> Short problem
Without the pictures, repeat the listing character for character.

====

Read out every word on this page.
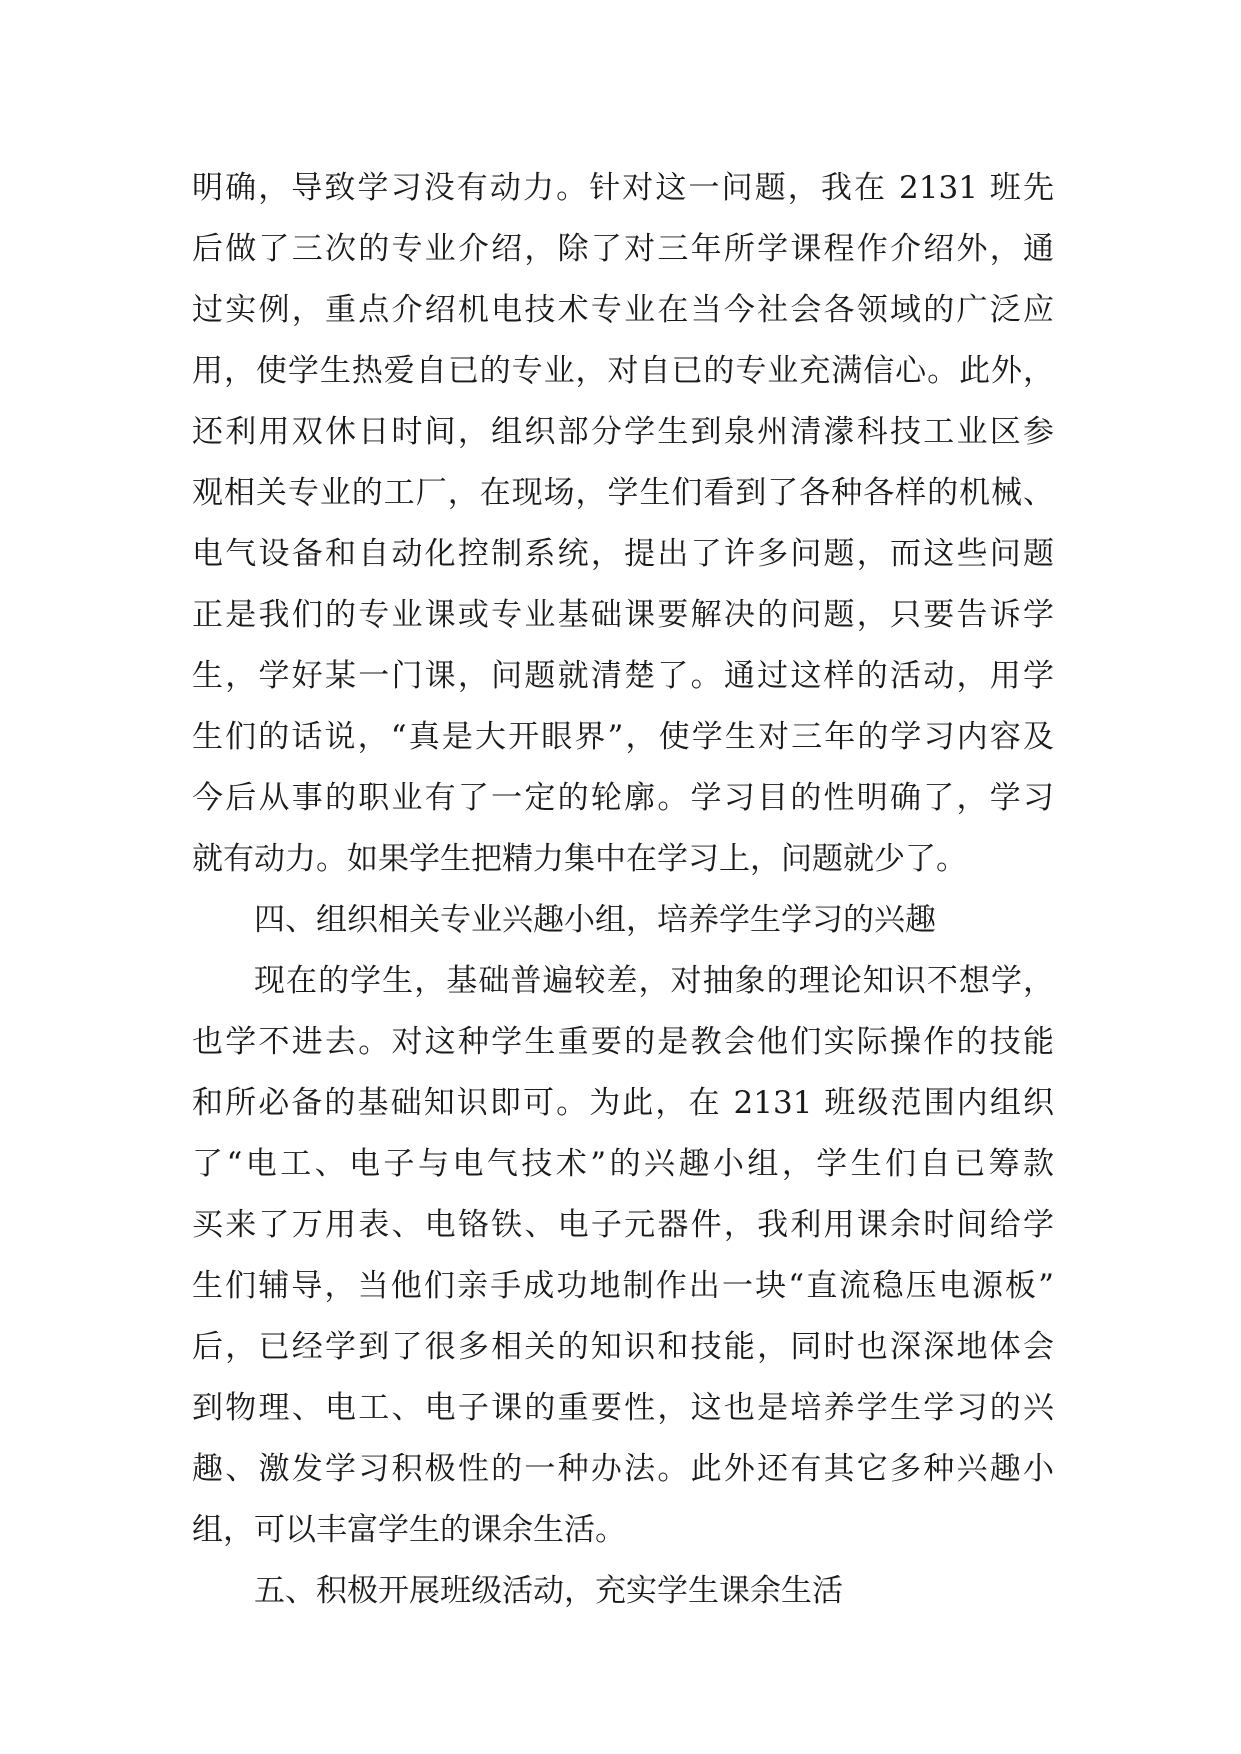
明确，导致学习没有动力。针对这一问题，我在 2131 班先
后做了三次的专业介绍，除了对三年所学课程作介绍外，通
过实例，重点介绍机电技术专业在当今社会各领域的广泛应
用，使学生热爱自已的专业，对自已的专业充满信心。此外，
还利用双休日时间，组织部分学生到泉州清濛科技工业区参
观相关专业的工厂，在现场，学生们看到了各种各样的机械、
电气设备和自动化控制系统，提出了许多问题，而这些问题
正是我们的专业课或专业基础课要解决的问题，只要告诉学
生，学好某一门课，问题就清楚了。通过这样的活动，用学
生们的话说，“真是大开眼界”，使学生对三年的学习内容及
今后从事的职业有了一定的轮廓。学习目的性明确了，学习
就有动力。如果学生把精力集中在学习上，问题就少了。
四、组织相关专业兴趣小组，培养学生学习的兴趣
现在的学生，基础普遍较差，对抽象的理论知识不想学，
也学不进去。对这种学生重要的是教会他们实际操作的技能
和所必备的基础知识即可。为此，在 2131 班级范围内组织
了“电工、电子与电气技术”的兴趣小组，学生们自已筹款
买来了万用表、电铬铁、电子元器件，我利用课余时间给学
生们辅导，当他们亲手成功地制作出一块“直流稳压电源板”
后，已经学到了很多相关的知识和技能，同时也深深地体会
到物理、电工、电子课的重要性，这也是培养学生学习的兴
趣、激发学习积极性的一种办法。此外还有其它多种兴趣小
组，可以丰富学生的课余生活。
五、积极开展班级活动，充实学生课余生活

====

> Solution to the problem
Read out every word on this page.
明确，导致学习没有动力。针对这一问题，我在 2131 班先
后做了三次的专业介绍，除了对三年所学课程作介绍外，通
过实例，重点介绍机电技术专业在当今社会各领域的广泛应
用，使学生热爱自已的专业，对自已的专业充满信心。此外，
还利用双休日时间，组织部分学生到泉州清濛科技工业区参
观相关专业的工厂，在现场，学生们看到了各种各样的机械、
电气设备和自动化控制系统，提出了许多问题，而这些问题
正是我们的专业课或专业基础课要解决的问题，只要告诉学
生，学好某一门课，问题就清楚了。通过这样的活动，用学
生们的话说，“真是大开眼界”，使学生对三年的学习内容及
今后从事的职业有了一定的轮廓。学习目的性明确了，学习
就有动力。如果学生把精力集中在学习上，问题就少了。
四、组织相关专业兴趣小组，培养学生学习的兴趣
现在的学生，基础普遍较差，对抽象的理论知识不想学，
也学不进去。对这种学生重要的是教会他们实际操作的技能
和所必备的基础知识即可。为此，在 2131 班级范围内组织
了“电工、电子与电气技术”的兴趣小组，学生们自已筹款
买来了万用表、电铬铁、电子元器件，我利用课余时间给学
生们辅导，当他们亲手成功地制作出一块“直流稳压电源板”
后，已经学到了很多相关的知识和技能，同时也深深地体会
到物理、电工、电子课的重要性，这也是培养学生学习的兴
趣、激发学习积极性的一种办法。此外还有其它多种兴趣小
组，可以丰富学生的课余生活。
五、积极开展班级活动，充实学生课余生活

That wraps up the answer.